Information supplied:
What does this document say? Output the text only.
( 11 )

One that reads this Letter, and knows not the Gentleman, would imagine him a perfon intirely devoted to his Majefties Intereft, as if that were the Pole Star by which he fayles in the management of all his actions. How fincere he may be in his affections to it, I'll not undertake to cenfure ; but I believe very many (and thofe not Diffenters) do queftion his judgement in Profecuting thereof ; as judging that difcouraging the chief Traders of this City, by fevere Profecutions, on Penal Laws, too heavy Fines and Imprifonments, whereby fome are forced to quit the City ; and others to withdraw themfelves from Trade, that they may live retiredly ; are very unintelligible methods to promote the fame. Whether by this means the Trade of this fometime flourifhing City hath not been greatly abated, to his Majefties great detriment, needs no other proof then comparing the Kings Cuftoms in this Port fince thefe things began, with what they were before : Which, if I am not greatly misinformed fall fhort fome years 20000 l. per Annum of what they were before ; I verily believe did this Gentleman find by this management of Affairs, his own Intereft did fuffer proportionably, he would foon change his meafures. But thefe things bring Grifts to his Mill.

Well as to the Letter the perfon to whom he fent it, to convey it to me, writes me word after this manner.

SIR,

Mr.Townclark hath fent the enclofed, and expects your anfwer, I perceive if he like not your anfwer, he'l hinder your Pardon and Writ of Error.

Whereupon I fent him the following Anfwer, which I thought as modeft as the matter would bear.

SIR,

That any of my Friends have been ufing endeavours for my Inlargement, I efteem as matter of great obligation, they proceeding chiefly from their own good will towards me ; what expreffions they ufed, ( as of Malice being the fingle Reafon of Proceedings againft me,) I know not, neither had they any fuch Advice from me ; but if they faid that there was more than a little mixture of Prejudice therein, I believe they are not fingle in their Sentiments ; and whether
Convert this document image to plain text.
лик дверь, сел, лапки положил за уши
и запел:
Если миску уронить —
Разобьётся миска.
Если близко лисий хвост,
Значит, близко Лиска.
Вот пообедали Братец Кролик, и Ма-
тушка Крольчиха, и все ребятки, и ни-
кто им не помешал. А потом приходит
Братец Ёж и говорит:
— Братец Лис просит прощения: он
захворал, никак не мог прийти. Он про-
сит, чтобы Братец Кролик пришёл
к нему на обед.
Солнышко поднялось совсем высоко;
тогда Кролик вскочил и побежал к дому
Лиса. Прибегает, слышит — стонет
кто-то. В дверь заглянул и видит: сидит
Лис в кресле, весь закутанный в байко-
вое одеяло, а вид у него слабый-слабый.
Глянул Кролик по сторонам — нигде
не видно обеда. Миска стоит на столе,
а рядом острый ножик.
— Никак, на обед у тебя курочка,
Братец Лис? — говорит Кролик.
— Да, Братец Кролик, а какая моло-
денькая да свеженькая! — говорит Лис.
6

Required work: Your task is to repeat the data exactly, with nothing left out.

Response:
What does this document say? Output the text only.
( 11 )

One that reads this Letter, and knows not the Gentleman, would imagine him a perfon intirely devoted to his Majefties Intereft, as if that were the Pole Star by which he fayles in the management of all his actions. How fincere he may be in his affections to it, I'll not undertake to cenfure ; but I believe very many (and thofe not Diffenters) do queftion his judgement in Profecuting thereof ; as judging that difcouraging the chief Traders of this City, by fevere Profecutions, on Penal Laws, too heavy Fines and Imprifonments, whereby fome are forced to quit the City ; and others to withdraw themfelves from Trade, that they may live retiredly ; are very unintelligible methods to promote the fame. Whether by this means the Trade of this fometime flourifhing City hath not been greatly abated, to his Majefties great detriment, needs no other proof then comparing the Kings Cuftoms in this Port fince thefe things began, with what they were before : Which, if I am not greatly misinformed fall fhort fome years 20000 l. per Annum of what they were before ; I verily believe did this Gentleman find by this management of Affairs, his own Intereft did fuffer proportionably, he would foon change his meafures. But thefe things bring Grifts to his Mill.

Well as to the Letter the perfon to whom he fent it, to convey it to me, writes me word after this manner.

SIR,

Mr.Townclark hath fent the enclofed, and expects your anfwer, I perceive if he like not your anfwer, he'l hinder your Pardon and Writ of Error.

Whereupon I fent him the following Anfwer, which I thought as modeft as the matter would bear.

SIR,

That any of my Friends have been ufing endeavours for my Inlargement, I efteem as matter of great obligation, they proceeding chiefly from their own good will towards me ; what expreffions they ufed, ( as of Malice being the fingle Reafon of Proceedings againft me,) I know not, neither had they any fuch Advice from me ; but if they faid that there was more than a little mixture of Prejudice therein, I believe they are not fingle in their Sentiments ; and whether
Convert this document image to plain text.
лик дверь, сел, лапки положил за уши
и запел:
Если миску уронить —
Разобьётся миска.
Если близко лисий хвост,
Значит, близко Лиска.
Вот пообедали Братец Кролик, и Ма-
тушка Крольчиха, и все ребятки, и ни-
кто им не помешал. А потом приходит
Братец Ёж и говорит:
— Братец Лис просит прощения: он
захворал, никак не мог прийти. Он про-
сит, чтобы Братец Кролик пришёл
к нему на обед.
Солнышко поднялось совсем высоко;
тогда Кролик вскочил и побежал к дому
Лиса. Прибегает, слышит — стонет
кто-то. В дверь заглянул и видит: сидит
Лис в кресле, весь закутанный в байко-
вое одеяло, а вид у него слабый-слабый.
Глянул Кролик по сторонам — нигде
не видно обеда. Миска стоит на столе,
а рядом острый ножик.
— Никак, на обед у тебя курочка,
Братец Лис? — говорит Кролик.
— Да, Братец Кролик, а какая моло-
денькая да свеженькая! — говорит Лис.
6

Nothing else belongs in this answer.